Dataset records:
----------------------------------------
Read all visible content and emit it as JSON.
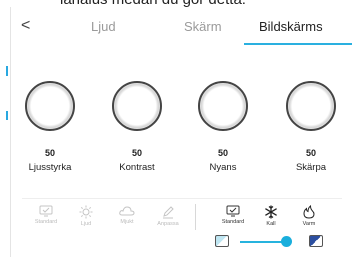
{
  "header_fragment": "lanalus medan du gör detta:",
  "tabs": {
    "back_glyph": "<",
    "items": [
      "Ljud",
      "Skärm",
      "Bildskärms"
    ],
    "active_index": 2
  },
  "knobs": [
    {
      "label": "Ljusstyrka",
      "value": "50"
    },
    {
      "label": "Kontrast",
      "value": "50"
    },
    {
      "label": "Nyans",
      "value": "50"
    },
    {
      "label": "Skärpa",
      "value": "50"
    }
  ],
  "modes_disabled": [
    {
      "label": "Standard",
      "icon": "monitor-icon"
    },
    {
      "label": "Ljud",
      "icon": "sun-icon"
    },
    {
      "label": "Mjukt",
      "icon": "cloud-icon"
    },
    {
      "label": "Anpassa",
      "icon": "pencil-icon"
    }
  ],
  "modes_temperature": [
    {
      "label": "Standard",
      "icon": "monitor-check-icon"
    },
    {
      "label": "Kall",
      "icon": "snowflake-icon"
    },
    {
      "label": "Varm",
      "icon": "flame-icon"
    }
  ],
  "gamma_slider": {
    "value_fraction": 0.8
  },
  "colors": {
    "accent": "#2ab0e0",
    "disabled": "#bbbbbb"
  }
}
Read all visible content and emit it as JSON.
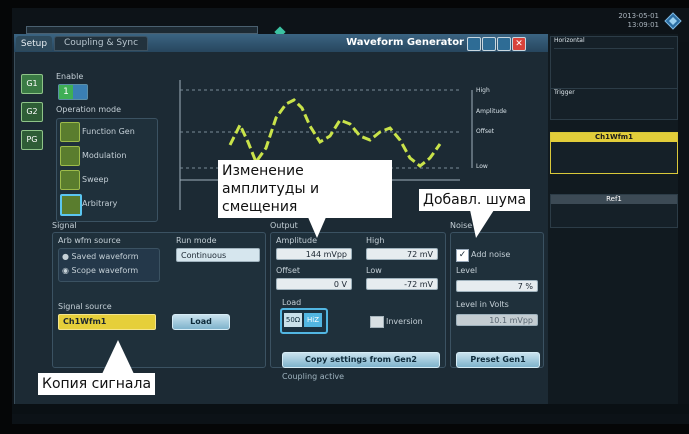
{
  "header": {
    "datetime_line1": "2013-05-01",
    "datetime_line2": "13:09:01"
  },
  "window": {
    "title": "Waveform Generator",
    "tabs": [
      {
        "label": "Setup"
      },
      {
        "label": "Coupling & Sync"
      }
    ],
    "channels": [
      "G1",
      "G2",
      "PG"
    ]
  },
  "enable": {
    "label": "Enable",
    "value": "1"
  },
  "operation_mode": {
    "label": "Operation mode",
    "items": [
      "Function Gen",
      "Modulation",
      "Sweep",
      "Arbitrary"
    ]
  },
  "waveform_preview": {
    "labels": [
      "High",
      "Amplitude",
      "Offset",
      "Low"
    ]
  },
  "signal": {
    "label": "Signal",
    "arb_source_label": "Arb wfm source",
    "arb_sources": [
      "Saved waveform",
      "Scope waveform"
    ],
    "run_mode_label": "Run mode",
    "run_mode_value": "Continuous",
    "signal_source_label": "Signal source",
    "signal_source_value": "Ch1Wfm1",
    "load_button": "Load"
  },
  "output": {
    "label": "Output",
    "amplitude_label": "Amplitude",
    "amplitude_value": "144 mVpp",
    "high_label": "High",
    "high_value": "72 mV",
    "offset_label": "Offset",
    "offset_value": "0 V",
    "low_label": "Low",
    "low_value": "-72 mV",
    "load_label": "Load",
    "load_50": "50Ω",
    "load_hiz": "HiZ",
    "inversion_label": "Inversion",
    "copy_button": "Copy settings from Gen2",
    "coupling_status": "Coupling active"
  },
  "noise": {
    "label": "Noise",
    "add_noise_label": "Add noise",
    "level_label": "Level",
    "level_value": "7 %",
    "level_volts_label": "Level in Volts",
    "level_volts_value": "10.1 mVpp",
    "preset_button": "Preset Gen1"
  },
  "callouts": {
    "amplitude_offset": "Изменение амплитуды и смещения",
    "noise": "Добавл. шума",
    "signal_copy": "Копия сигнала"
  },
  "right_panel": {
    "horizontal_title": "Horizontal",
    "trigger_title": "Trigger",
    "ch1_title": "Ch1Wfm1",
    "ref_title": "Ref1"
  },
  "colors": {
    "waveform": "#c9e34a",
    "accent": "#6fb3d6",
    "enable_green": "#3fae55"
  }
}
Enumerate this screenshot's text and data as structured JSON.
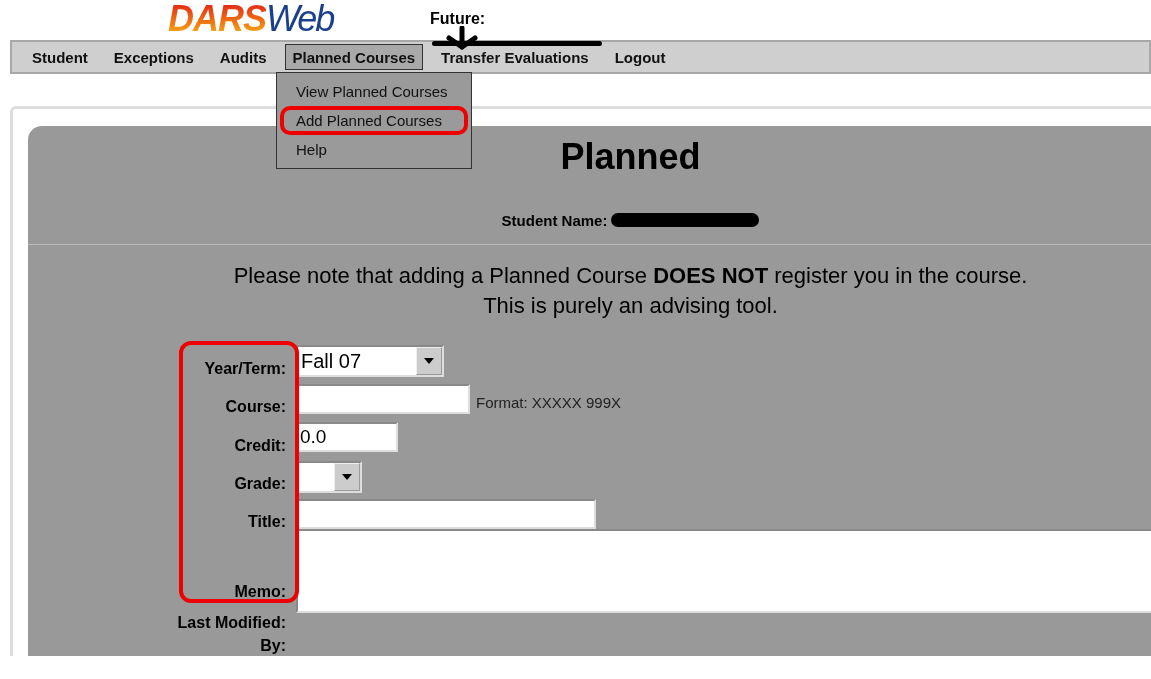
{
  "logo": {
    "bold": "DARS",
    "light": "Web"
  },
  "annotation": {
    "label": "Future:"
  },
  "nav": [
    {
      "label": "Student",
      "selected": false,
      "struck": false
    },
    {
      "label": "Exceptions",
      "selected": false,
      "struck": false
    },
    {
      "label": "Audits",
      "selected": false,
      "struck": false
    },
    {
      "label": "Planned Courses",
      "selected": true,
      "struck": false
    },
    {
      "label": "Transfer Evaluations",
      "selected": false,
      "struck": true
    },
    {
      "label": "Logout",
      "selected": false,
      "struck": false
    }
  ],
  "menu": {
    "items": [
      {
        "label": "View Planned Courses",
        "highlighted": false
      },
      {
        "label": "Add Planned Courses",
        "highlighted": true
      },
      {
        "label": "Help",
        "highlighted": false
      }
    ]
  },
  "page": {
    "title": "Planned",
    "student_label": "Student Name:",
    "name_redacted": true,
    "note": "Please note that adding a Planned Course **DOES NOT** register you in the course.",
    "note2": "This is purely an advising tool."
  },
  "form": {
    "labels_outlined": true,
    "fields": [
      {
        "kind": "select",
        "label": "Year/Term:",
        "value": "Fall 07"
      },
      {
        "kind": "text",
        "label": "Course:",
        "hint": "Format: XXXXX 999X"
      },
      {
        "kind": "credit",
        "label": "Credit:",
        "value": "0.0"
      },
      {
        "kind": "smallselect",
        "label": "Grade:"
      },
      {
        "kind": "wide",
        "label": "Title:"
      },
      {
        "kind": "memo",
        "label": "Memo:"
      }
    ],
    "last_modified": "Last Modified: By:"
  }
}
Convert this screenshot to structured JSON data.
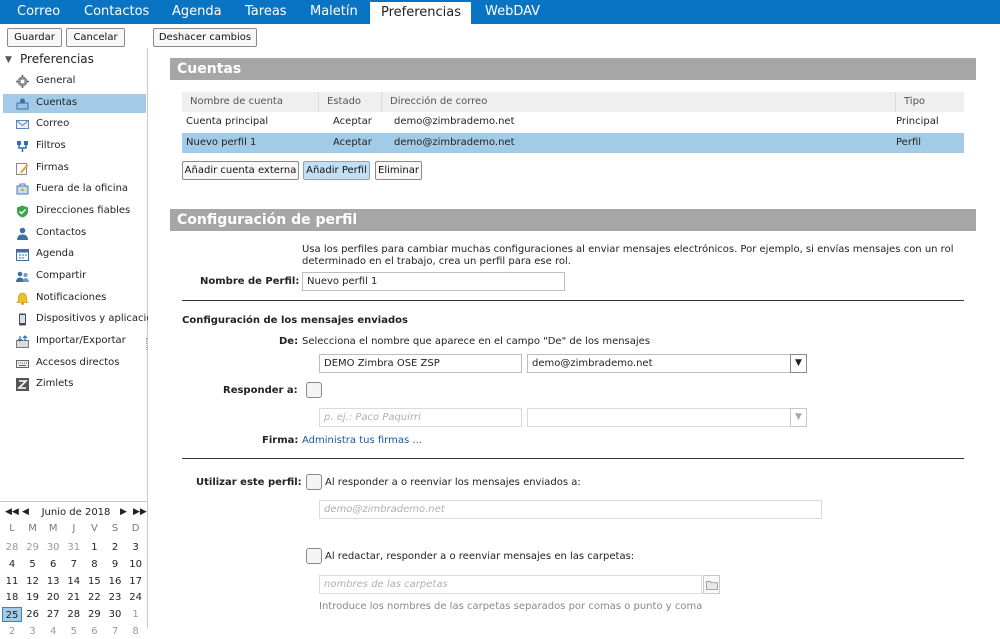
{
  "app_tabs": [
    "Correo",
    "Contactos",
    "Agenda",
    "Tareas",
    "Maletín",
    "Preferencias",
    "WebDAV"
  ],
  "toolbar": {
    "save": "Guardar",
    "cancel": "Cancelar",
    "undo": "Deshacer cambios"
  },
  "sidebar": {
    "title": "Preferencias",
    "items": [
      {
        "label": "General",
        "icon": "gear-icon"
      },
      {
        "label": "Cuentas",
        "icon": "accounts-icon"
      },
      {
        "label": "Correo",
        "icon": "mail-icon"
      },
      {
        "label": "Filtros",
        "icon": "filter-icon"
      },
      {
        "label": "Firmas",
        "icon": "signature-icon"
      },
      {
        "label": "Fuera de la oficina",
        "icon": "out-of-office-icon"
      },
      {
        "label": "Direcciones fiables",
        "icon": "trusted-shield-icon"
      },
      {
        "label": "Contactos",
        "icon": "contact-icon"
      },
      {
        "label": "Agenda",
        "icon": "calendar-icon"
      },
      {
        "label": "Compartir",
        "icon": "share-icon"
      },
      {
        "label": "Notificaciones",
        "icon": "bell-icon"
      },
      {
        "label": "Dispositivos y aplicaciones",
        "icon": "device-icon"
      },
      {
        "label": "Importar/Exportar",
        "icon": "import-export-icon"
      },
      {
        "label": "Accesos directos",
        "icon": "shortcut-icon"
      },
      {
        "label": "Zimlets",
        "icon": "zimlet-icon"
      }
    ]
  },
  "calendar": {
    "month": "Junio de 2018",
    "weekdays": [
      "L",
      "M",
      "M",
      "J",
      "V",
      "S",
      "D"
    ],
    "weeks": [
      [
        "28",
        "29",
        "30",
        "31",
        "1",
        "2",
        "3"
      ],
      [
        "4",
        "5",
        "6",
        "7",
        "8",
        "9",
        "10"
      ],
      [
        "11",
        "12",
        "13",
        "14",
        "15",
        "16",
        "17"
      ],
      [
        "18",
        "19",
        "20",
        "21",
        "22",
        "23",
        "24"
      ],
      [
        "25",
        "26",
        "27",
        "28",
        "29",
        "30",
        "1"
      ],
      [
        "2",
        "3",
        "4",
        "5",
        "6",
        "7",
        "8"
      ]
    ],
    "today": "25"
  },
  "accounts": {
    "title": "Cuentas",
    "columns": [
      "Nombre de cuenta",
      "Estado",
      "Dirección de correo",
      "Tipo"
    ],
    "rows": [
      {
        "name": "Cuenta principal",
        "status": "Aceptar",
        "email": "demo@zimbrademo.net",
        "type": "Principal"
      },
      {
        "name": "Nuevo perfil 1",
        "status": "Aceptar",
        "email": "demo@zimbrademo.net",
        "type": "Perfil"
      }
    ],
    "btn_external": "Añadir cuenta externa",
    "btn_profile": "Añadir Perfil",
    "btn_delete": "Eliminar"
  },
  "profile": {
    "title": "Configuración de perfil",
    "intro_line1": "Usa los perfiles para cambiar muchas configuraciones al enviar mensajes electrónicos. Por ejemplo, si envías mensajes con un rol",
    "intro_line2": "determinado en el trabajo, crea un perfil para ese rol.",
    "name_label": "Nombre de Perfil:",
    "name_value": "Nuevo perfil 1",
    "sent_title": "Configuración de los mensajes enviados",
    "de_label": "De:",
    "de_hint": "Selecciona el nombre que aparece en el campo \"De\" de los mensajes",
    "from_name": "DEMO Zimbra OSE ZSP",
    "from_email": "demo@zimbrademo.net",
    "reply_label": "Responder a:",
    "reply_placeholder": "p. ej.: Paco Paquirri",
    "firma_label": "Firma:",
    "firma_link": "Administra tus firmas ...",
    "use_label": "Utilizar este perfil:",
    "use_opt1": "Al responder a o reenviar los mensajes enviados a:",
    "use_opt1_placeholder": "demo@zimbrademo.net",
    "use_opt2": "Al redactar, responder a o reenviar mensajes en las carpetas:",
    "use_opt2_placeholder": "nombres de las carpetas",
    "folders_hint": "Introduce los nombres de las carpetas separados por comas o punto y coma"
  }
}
----------------------------------------
*What you have to do:*
Which lines include the word "structured"? Copy every one of them.

*Exercise answer:*
Enumerate this screenshot's text and data as structured JSON.
Convert this screenshot to structured JSON data.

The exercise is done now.